> Görev Yönergeleri
1 > Okuma metnine göre aşağıdaki soruları yanıtla:
(a) Yazar son değerlendirmeye katılmak için hangi şehirden hangi şehre gitti?
(b) Yazarın Google Play için yaptığı uygulamanın adı neydi?
(c) Yazar uygulamayı kaç dolardan satışa koydu?
2 > Okuma metninin "yil 2002 civarlari, universite" sözcüklerini içeren ifadeyle açılıp "tl odul aldi." ile kapanan kısmını hiçbir değişiklik yapmadan tekrarla.

> Okuma Metni
****************************************
• iste benim basligim; toplasin beyler, bir insanin parayi vurmak icin neler yaptiginin dramatik ve sanssiz orneklerini sunacagim size.

    yil 2002 civarlari, universite zamanlari. kapari denen bitkiyi daha bilen yok. mersin genc isadamlari dernegi bir yarisma acmis. finale kalan son 33 kisiyi fransaya goturuyor. surdurulebilir tarim alaninda bir proje hazirladim gonderdim, kapari uretimi ile ilgili. bir aksam bir telefon geldi, 'sizi son degerlendirmeye cagiriyoruz ' dediler. atladim mersin' e gittim antalyadan. o zaman aklimiz bir karis havada 19-20 yasindayiz. artis artis girdik iceriye. kodaman kodaman adamlar, benden iyi biliyor amk mevzuyu. iki soru sordular, apistik kaldik. hazirliksiz olmak ve fazla ozguven dolayisi ile elendik tabi. bir kac sene sonra bir tv programinin duzenledigi girisimcilik yarismasinda ise kapari uretimi ile ilgili proje birinci oldu ve 1 milyon tl odul aldi.

    bir sonraki voleyi vurma denemem ise teknoloji uzerine. daha internet sansur olaylari yeni medyaya cikmis. youtube un yasakli oldugu donemler, 2012-2013 sanirim. xhamster falan girilemiyor, daha vpn ler cok piyasa olmamis, millet olaya hakim degil. uykaf.com diye bir web sitesi aldim, adult iceriklerin kisitlanmadigi bir database uzerinden trafik alip icine cgi proxy koydum ve sunucuyu xhamster.com uzerine yonlendirdim. o web sitesinin de google play application ini yaptim. ismi xhamster andro pro. hatta sozlukte basligini falan acmistim :) neyse, o zamanlar google android developer hesabini tr den acamiyorsun. norvecteki bir arkadasimin uzerinden developer hesabi acip app'i yukledim ve 1 dolardan satisa koydum. yaklasik iki gunde 500+ kronluk satis yapti. benim programda google play list de adim adim ust siralara tirmaniyor tabi. dubai den falan mail atiyorlar bu program cok iyi helal olsun falan yaziyorlar. 1 dolar amk. sudan ucuz :) arkadaslar da duydu mevzuyu, havamdan gecilmiyor. gelecegin sergey brin' iyim sanki. triplere gel. dedim bu sefer galiba voleyi vurdum.. ama vuramamisim, bir hafta sonra google tos ihlal ettigim icin programi kaldirdi. parayi da hala cekemedim. hala mail gelip duruyor google playden, hesap numaranizi tanimlayin diye. norvec hesabi olsa tanimlayacagim da arkadas da norvecte degil. ozetlersem google in bana 600 kron civari borcu var, tahsil edebilecekler yesillendirsin :)
****************************************
> Veri Kümesinden Alıntı
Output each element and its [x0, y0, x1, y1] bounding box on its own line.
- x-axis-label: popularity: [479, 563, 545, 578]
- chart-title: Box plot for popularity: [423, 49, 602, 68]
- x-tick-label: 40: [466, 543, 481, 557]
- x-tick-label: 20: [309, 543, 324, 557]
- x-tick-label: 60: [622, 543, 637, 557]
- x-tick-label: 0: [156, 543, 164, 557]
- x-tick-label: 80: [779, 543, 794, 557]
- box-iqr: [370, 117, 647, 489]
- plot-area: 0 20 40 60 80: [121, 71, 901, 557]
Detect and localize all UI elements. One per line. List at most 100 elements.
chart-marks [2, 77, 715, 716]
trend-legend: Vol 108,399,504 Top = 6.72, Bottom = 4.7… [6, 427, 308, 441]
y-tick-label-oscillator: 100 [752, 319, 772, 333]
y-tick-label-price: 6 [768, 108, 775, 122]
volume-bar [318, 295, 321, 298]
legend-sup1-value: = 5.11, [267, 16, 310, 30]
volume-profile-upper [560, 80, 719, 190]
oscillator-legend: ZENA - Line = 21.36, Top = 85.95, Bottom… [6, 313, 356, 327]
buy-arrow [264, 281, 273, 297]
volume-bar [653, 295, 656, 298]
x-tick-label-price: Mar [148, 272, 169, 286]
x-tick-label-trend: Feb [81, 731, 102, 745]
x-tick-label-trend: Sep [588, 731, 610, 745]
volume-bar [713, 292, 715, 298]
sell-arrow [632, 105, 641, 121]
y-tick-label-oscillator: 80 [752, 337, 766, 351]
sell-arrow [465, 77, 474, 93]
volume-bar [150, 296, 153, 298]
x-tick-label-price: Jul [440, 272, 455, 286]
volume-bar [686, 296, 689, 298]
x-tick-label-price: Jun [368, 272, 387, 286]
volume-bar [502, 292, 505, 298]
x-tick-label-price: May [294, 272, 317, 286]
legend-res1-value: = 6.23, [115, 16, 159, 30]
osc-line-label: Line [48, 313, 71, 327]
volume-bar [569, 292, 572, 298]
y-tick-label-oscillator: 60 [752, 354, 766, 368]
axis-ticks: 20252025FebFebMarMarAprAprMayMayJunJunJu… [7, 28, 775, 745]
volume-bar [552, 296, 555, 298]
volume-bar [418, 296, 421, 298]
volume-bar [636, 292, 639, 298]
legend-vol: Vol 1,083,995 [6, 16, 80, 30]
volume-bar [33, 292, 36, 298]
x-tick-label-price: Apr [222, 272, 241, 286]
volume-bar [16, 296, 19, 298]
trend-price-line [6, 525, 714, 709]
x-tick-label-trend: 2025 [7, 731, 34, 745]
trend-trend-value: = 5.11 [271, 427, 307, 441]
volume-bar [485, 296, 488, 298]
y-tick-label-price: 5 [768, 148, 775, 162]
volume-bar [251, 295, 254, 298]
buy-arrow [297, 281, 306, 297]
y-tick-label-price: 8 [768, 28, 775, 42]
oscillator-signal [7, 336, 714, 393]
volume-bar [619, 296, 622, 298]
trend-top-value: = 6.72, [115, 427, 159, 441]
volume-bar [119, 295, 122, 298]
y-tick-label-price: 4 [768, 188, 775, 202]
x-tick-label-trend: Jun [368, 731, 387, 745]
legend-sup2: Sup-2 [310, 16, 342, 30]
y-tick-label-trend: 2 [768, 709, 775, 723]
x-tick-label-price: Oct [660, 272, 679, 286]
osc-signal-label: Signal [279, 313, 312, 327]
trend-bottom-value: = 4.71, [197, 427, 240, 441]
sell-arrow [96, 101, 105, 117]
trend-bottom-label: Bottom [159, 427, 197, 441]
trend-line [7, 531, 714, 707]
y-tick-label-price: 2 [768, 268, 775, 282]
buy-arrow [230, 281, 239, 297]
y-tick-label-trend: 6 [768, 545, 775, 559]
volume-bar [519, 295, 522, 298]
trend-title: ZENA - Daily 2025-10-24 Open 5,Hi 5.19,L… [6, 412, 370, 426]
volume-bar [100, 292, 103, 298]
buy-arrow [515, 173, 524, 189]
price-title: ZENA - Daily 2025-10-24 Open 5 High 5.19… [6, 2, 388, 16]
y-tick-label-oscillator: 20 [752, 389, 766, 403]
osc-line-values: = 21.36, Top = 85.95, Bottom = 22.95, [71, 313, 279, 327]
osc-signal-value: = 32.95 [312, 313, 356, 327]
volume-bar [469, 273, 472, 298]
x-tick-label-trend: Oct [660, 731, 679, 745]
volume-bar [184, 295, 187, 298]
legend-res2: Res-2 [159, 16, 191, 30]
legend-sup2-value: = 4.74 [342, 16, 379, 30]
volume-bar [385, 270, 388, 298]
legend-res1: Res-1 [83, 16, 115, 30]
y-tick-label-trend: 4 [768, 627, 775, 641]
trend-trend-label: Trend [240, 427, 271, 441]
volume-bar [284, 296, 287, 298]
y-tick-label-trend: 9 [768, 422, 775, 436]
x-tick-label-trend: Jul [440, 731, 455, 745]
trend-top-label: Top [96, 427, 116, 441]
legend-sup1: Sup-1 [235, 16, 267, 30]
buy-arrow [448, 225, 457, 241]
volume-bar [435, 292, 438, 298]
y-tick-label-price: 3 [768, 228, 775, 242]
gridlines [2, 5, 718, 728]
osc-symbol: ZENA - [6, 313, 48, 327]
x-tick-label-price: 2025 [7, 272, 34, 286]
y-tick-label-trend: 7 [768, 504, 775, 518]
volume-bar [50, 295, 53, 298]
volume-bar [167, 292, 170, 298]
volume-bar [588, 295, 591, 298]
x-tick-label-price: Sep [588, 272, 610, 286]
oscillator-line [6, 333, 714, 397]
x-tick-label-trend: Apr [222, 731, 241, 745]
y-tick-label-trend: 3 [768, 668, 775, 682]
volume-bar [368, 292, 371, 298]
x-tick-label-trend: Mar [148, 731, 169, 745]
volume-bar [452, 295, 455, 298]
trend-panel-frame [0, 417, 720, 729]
****************************************
> Çözümler
1 >
(a) Antalya'dan Mersin'e gitti.
(b) xhamster andro pro
(c) 1 dolardan

2 >
yil 2002 civarlari, universite zamanlari. kapari denen bitkiyi daha bilen yok. mersin genc isadamlari dernegi bir yarisma acmis. finale kalan son 33 kisiyi fransaya goturuyor. surdurulebilir tarim alaninda bir proje hazirladim gonderdim, kapari uretimi ile ilgili. bir aksam bir telefon geldi, 'sizi son degerlendirmeye cagiriyoruz ' dediler. atladim mersin' e gittim antalyadan. o zaman aklimiz bir karis havada 19-20 yasindayiz. artis artis girdik iceriye. kodaman kodaman adamlar, benden iyi biliyor amk mevzuyu. iki soru sordular, apistik kaldik. hazirliksiz olmak ve fazla ozguven dolayisi ile elendik tabi. bir kac sene sonra bir tv programinin duzenledigi girisimcilik yarismasinda ise kapari uretimi ile ilgili proje birinci oldu ve 1 milyon tl odul aldi.